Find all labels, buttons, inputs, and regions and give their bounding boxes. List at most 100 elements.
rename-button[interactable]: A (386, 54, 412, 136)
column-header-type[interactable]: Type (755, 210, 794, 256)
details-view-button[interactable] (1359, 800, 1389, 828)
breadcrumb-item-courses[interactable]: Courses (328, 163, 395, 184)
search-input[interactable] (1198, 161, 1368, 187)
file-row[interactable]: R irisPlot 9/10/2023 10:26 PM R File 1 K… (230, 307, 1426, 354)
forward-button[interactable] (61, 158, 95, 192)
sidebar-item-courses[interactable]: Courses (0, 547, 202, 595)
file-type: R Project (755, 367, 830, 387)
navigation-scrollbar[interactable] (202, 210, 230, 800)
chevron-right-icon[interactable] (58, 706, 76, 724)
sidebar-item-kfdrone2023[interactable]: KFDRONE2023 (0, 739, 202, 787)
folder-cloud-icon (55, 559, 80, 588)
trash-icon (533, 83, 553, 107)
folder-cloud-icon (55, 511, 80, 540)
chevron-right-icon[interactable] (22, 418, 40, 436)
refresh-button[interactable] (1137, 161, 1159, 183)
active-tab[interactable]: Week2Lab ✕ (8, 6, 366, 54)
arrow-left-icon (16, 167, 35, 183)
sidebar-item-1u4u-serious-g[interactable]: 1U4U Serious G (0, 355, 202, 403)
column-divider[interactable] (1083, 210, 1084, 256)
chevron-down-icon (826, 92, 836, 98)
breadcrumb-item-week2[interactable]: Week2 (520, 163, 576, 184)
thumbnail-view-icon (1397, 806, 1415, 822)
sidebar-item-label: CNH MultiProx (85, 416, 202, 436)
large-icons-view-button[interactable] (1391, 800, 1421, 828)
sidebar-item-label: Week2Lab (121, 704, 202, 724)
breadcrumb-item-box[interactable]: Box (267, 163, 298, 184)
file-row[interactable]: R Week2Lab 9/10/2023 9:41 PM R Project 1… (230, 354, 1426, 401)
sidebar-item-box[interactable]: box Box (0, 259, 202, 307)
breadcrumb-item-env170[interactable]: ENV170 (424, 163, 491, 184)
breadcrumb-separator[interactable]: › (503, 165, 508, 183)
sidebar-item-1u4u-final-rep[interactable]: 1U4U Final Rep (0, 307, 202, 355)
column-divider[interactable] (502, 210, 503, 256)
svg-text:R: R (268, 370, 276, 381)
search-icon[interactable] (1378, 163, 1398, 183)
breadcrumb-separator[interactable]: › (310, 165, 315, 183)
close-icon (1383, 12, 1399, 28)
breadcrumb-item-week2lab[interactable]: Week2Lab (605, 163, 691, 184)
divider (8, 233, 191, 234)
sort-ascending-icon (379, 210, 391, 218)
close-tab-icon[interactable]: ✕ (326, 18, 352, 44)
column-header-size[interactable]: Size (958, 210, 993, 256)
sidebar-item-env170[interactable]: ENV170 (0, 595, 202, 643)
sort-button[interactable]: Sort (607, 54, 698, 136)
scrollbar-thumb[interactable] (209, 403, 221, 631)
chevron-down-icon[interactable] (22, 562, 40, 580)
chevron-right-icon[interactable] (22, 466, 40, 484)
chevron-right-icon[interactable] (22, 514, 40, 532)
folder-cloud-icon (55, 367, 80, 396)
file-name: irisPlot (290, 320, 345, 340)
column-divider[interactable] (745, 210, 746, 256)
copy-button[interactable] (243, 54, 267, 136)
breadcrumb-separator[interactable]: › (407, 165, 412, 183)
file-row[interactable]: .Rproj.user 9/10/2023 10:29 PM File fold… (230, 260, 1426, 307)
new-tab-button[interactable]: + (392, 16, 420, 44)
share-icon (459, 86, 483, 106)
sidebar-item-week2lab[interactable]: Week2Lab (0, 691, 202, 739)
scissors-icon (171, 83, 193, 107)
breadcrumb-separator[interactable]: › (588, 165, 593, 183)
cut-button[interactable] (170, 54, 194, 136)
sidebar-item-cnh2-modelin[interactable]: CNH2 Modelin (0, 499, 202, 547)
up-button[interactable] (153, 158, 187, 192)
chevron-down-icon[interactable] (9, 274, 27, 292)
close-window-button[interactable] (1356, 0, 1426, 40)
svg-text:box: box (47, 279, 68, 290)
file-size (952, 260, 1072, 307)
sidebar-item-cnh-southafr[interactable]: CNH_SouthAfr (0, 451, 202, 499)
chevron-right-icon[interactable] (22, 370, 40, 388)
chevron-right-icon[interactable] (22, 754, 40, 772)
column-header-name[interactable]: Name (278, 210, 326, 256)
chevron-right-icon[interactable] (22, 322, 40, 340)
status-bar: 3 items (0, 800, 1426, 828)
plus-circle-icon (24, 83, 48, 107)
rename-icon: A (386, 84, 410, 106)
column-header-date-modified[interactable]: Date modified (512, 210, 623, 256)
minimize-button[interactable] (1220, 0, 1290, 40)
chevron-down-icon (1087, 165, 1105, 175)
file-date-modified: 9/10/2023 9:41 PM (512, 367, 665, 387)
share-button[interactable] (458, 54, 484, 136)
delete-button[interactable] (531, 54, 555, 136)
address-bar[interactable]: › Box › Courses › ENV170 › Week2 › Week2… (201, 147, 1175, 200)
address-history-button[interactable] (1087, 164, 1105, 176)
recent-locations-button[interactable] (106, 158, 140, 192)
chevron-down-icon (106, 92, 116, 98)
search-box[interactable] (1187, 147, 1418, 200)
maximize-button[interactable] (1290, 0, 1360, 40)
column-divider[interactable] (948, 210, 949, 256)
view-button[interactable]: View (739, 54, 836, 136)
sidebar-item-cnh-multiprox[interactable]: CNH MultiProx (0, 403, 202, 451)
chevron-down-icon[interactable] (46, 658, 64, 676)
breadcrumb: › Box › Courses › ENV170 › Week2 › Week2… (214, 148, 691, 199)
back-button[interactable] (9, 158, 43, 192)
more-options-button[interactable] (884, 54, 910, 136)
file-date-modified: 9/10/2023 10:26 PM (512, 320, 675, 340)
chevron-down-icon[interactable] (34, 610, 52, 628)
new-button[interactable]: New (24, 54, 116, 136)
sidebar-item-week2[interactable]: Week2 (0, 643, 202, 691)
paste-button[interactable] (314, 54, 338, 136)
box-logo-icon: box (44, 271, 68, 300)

··········

Task statement:
Convert the listing above into a Markdown table with the columns Row and Line. Number each nonblank line in Row and put its text in Line.

Response to the task:
| Row | Line |
|---|---|
| 1 | Find all labels, buttons, inputs, and regions and give their bounding boxes. List at most 100 elements. |
| 2 | rename-button[interactable]: A (386, 54, 412, 136) |
| 3 | column-header-type[interactable]: Type (755, 210, 794, 256) |
| 4 | details-view-button[interactable] (1359, 800, 1389, 828) |
| 5 | breadcrumb-item-courses[interactable]: Courses (328, 163, 395, 184) |
| 6 | search-input[interactable] (1198, 161, 1368, 187) |
| 7 | file-row[interactable]: R irisPlot 9/10/2023 10:26 PM R File 1 K… (230, 307, 1426, 354) |
| 8 | forward-button[interactable] (61, 158, 95, 192) |
| 9 | sidebar-item-courses[interactable]: Courses (0, 547, 202, 595) |
| 10 | file-type: R Project (755, 367, 830, 387) |
| 11 | navigation-scrollbar[interactable] (202, 210, 230, 800) |
| 12 | chevron-right-icon[interactable] (58, 706, 76, 724) |
| 13 | sidebar-item-kfdrone2023[interactable]: KFDRONE2023 (0, 739, 202, 787) |
| 14 | folder-cloud-icon (55, 559, 80, 588) |
| 15 | trash-icon (533, 83, 553, 107) |
| 16 | folder-cloud-icon (55, 511, 80, 540) |
| 17 | chevron-right-icon[interactable] (22, 418, 40, 436) |
| 18 | refresh-button[interactable] (1137, 161, 1159, 183) |
| 19 | active-tab[interactable]: Week2Lab ✕ (8, 6, 366, 54) |
| 20 | arrow-left-icon (16, 167, 35, 183) |
| 21 | sidebar-item-1u4u-serious-g[interactable]: 1U4U Serious G (0, 355, 202, 403) |
| 22 | column-divider[interactable] (1083, 210, 1084, 256) |
| 23 | chevron-down-icon (826, 92, 836, 98) |
| 24 | breadcrumb-item-week2[interactable]: Week2 (520, 163, 576, 184) |
| 25 | thumbnail-view-icon (1397, 806, 1415, 822) |
| 26 | sidebar-item-label: CNH MultiProx (85, 416, 202, 436) |
| 27 | large-icons-view-button[interactable] (1391, 800, 1421, 828) |
| 28 | sidebar-item-label: Week2Lab (121, 704, 202, 724) |
| 29 | breadcrumb-item-box[interactable]: Box (267, 163, 298, 184) |
| 30 | file-row[interactable]: R Week2Lab 9/10/2023 9:41 PM R Project 1… (230, 354, 1426, 401) |
| 31 | sidebar-item-box[interactable]: box Box (0, 259, 202, 307) |
| 32 | breadcrumb-item-env170[interactable]: ENV170 (424, 163, 491, 184) |
| 33 | breadcrumb-separator[interactable]: › (503, 165, 508, 183) |
| 34 | sidebar-item-1u4u-final-rep[interactable]: 1U4U Final Rep (0, 307, 202, 355) |
| 35 | column-divider[interactable] (502, 210, 503, 256) |
| 36 | svg-text:R: R (268, 370, 276, 381) |
| 37 | search-icon[interactable] (1378, 163, 1398, 183) |
| 38 | breadcrumb-separator[interactable]: › (310, 165, 315, 183) |
| 39 | close-icon (1383, 12, 1399, 28) |
| 40 | breadcrumb-item-week2lab[interactable]: Week2Lab (605, 163, 691, 184) |
| 41 | divider (8, 233, 191, 234) |
| 42 | sort-ascending-icon (379, 210, 391, 218) |
| 43 | close-tab-icon[interactable]: ✕ (326, 18, 352, 44) |
| 44 | column-header-size[interactable]: Size (958, 210, 993, 256) |
| 45 | sidebar-item-env170[interactable]: ENV170 (0, 595, 202, 643) |
| 46 | sort-button[interactable]: Sort (607, 54, 698, 136) |
| 47 | scrollbar-thumb[interactable] (209, 403, 221, 631) |
| 48 | chevron-down-icon[interactable] (22, 562, 40, 580) |
| 49 | chevron-right-icon[interactable] (22, 466, 40, 484) |
| 50 | chevron-right-icon[interactable] (22, 514, 40, 532) |
| 51 | folder-cloud-icon (55, 367, 80, 396) |
| 52 | file-name: irisPlot (290, 320, 345, 340) |
| 53 | column-divider[interactable] (745, 210, 746, 256) |
| 54 | copy-button[interactable] (243, 54, 267, 136) |
| 55 | breadcrumb-separator[interactable]: › (407, 165, 412, 183) |
| 56 | file-row[interactable]: .Rproj.user 9/10/2023 10:29 PM File fold… (230, 260, 1426, 307) |
| 57 | new-tab-button[interactable]: + (392, 16, 420, 44) |
| 58 | share-icon (459, 86, 483, 106) |
| 59 | sidebar-item-week2lab[interactable]: Week2Lab (0, 691, 202, 739) |
| 60 | scissors-icon (171, 83, 193, 107) |
| 61 | breadcrumb-separator[interactable]: › (588, 165, 593, 183) |
| 62 | cut-button[interactable] (170, 54, 194, 136) |
| 63 | sidebar-item-cnh2-modelin[interactable]: CNH2 Modelin (0, 499, 202, 547) |
| 64 | up-button[interactable] (153, 158, 187, 192) |
| 65 | chevron-down-icon[interactable] (9, 274, 27, 292) |
| 66 | close-window-button[interactable] (1356, 0, 1426, 40) |
| 67 | svg-text:box: box (47, 279, 68, 290) |
| 68 | file-size (952, 260, 1072, 307) |
| 69 | sidebar-item-cnh-southafr[interactable]: CNH_SouthAfr (0, 451, 202, 499) |
| 70 | chevron-right-icon[interactable] (22, 370, 40, 388) |
| 71 | chevron-right-icon[interactable] (22, 754, 40, 772) |
| 72 | column-header-name[interactable]: Name (278, 210, 326, 256) |
| 73 | chevron-right-icon[interactable] (22, 322, 40, 340) |
| 74 | status-bar: 3 items (0, 800, 1426, 828) |
| 75 | plus-circle-icon (24, 83, 48, 107) |
| 76 | rename-icon: A (386, 84, 410, 106) |
| 77 | column-header-date-modified[interactable]: Date modified (512, 210, 623, 256) |
| 78 | minimize-button[interactable] (1220, 0, 1290, 40) |
| 79 | chevron-down-icon (1087, 165, 1105, 175) |
| 80 | file-date-modified: 9/10/2023 9:41 PM (512, 367, 665, 387) |
| 81 | share-button[interactable] (458, 54, 484, 136) |
| 82 | delete-button[interactable] (531, 54, 555, 136) |
| 83 | address-bar[interactable]: › Box › Courses › ENV170 › Week2 › Week2… (201, 147, 1175, 200) |
| 84 | address-history-button[interactable] (1087, 164, 1105, 176) |
| 85 | recent-locations-button[interactable] (106, 158, 140, 192) |
| 86 | chevron-down-icon (106, 92, 116, 98) |
| 87 | search-box[interactable] (1187, 147, 1418, 200) |
| 88 | maximize-button[interactable] (1290, 0, 1360, 40) |
| 89 | column-divider[interactable] (948, 210, 949, 256) |
| 90 | view-button[interactable]: View (739, 54, 836, 136) |
| 91 | sidebar-item-cnh-multiprox[interactable]: CNH MultiProx (0, 403, 202, 451) |
| 92 | chevron-down-icon[interactable] (46, 658, 64, 676) |
| 93 | breadcrumb: › Box › Courses › ENV170 › Week2 › Week2… (214, 148, 691, 199) |
| 94 | back-button[interactable] (9, 158, 43, 192) |
| 95 | more-options-button[interactable] (884, 54, 910, 136) |
| 96 | file-date-modified: 9/10/2023 10:26 PM (512, 320, 675, 340) |
| 97 | chevron-down-icon[interactable] (34, 610, 52, 628) |
| 98 | new-button[interactable]: New (24, 54, 116, 136) |
| 99 | sidebar-item-week2[interactable]: Week2 (0, 643, 202, 691) |
| 100 | paste-button[interactable] (314, 54, 338, 136) |
| 101 | box-logo-icon: box (44, 271, 68, 300) |